Work instructions: Change every "earthquake-bar" in the records below to "quake-bar", keep all other text the same, and leave the pictures out of your answer.

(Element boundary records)
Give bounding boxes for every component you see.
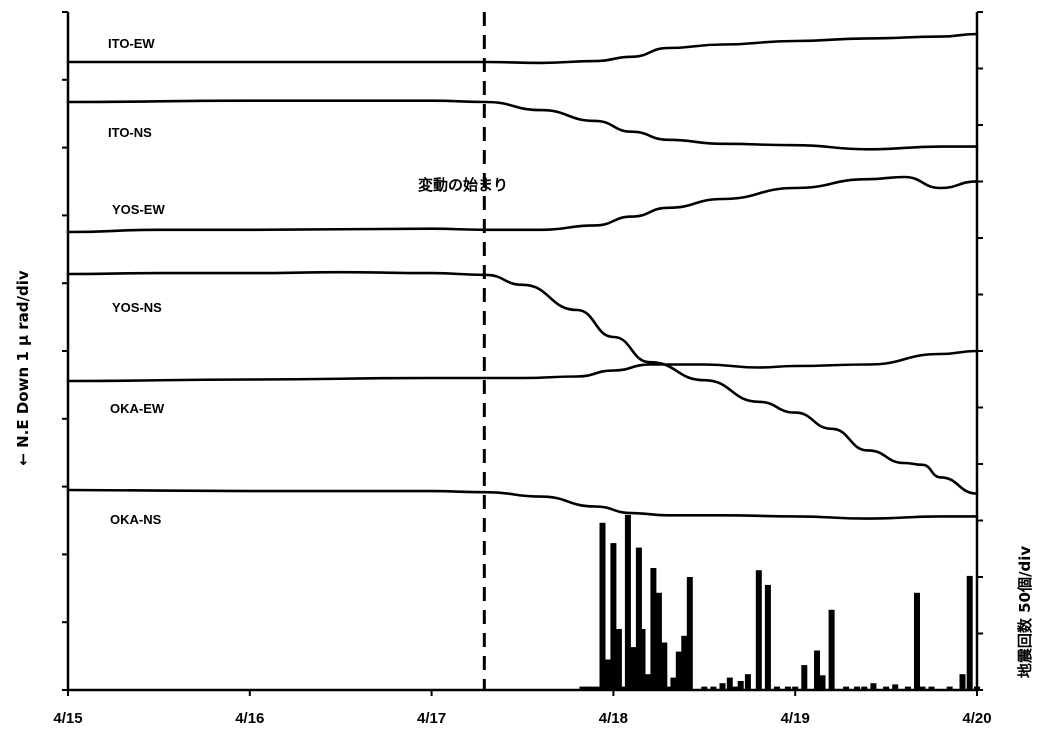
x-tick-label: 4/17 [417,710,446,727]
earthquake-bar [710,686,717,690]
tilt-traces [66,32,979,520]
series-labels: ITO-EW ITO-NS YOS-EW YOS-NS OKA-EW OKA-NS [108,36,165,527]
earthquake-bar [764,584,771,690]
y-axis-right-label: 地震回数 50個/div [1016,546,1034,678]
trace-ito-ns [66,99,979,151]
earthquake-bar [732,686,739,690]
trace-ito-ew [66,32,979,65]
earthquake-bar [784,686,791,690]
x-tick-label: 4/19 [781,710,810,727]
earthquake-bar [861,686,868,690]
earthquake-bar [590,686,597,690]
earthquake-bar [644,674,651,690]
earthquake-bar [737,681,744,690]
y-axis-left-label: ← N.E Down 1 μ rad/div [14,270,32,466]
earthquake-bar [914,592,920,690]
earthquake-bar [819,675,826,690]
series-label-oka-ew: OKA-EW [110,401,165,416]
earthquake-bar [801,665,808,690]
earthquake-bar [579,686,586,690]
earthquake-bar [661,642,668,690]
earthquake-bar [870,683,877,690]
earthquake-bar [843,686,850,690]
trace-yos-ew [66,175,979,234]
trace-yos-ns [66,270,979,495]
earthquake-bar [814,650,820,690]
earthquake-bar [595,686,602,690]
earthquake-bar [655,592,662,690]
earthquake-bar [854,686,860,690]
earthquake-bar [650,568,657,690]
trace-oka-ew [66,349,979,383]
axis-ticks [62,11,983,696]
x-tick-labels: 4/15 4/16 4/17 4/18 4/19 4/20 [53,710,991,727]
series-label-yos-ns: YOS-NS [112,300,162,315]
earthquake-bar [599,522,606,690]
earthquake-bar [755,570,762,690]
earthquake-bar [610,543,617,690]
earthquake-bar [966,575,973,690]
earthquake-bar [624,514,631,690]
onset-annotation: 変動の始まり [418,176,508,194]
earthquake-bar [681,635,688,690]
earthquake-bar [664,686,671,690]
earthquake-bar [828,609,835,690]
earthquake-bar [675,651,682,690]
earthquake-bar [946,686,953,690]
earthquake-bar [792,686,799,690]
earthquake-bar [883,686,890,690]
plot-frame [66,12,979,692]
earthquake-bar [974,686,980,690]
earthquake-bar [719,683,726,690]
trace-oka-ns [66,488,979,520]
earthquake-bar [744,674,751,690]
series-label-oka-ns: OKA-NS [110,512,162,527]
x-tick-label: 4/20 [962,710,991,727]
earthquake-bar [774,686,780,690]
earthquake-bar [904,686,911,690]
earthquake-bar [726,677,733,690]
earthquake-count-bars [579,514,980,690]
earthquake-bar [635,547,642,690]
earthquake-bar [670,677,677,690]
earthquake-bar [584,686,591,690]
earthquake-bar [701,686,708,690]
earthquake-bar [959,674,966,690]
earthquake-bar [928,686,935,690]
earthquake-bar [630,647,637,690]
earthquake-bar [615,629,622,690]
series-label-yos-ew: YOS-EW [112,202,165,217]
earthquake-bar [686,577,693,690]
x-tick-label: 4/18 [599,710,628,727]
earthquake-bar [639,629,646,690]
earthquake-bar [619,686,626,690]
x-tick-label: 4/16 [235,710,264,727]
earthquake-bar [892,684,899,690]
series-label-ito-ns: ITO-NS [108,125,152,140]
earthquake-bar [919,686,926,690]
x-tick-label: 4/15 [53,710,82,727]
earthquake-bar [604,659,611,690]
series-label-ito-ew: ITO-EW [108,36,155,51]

Finished answer:
Give bounding boxes for every component you see.
x-tick-label: 4/17 [417,710,446,727]
quake-bar [710,686,717,690]
tilt-traces [66,32,979,520]
series-labels: ITO-EW ITO-NS YOS-EW YOS-NS OKA-EW OKA-NS [108,36,165,527]
quake-bar [764,584,771,690]
y-axis-right-label: 地震回数 50個/div [1016,546,1034,678]
trace-ito-ns [66,99,979,151]
quake-bar [732,686,739,690]
trace-ito-ew [66,32,979,65]
quake-bar [784,686,791,690]
x-tick-label: 4/19 [781,710,810,727]
quake-bar [861,686,868,690]
quake-bar [590,686,597,690]
quake-bar [644,674,651,690]
quake-bar [737,681,744,690]
y-axis-left-label: ← N.E Down 1 μ rad/div [14,270,32,466]
quake-bar [914,592,920,690]
quake-bar [819,675,826,690]
series-label-oka-ew: OKA-EW [110,401,165,416]
quake-bar [801,665,808,690]
quake-bar [579,686,586,690]
quake-bar [661,642,668,690]
quake-bar [870,683,877,690]
quake-bar [843,686,850,690]
trace-yos-ew [66,175,979,234]
trace-yos-ns [66,270,979,495]
quake-bar [814,650,820,690]
quake-bar [595,686,602,690]
quake-bar [655,592,662,690]
quake-bar [854,686,860,690]
quake-bar [650,568,657,690]
trace-oka-ew [66,349,979,383]
axis-ticks [62,11,983,696]
x-tick-labels: 4/15 4/16 4/17 4/18 4/19 4/20 [53,710,991,727]
series-label-yos-ns: YOS-NS [112,300,162,315]
quake-bar [599,522,606,690]
quake-bar [755,570,762,690]
quake-bar [610,543,617,690]
quake-bar [966,575,973,690]
quake-bar [624,514,631,690]
onset-annotation: 変動の始まり [418,176,508,194]
quake-bar [681,635,688,690]
quake-bar [664,686,671,690]
quake-bar [828,609,835,690]
quake-bar [675,651,682,690]
quake-bar [946,686,953,690]
quake-bar [792,686,799,690]
quake-bar [883,686,890,690]
plot-frame [66,12,979,692]
quake-bar [974,686,980,690]
quake-bar [719,683,726,690]
trace-oka-ns [66,488,979,520]
quake-bar [744,674,751,690]
series-label-oka-ns: OKA-NS [110,512,162,527]
x-tick-label: 4/20 [962,710,991,727]
quake-bar [774,686,780,690]
quake-bar [904,686,911,690]
quake-bar [726,677,733,690]
earthquake-count-bars [579,514,980,690]
quake-bar [635,547,642,690]
quake-bar [670,677,677,690]
quake-bar [584,686,591,690]
quake-bar [701,686,708,690]
quake-bar [959,674,966,690]
quake-bar [928,686,935,690]
quake-bar [630,647,637,690]
quake-bar [615,629,622,690]
series-label-yos-ew: YOS-EW [112,202,165,217]
quake-bar [686,577,693,690]
x-tick-label: 4/18 [599,710,628,727]
quake-bar [639,629,646,690]
quake-bar [619,686,626,690]
x-tick-label: 4/16 [235,710,264,727]
quake-bar [892,684,899,690]
series-label-ito-ns: ITO-NS [108,125,152,140]
quake-bar [919,686,926,690]
x-tick-label: 4/15 [53,710,82,727]
quake-bar [604,659,611,690]
series-label-ito-ew: ITO-EW [108,36,155,51]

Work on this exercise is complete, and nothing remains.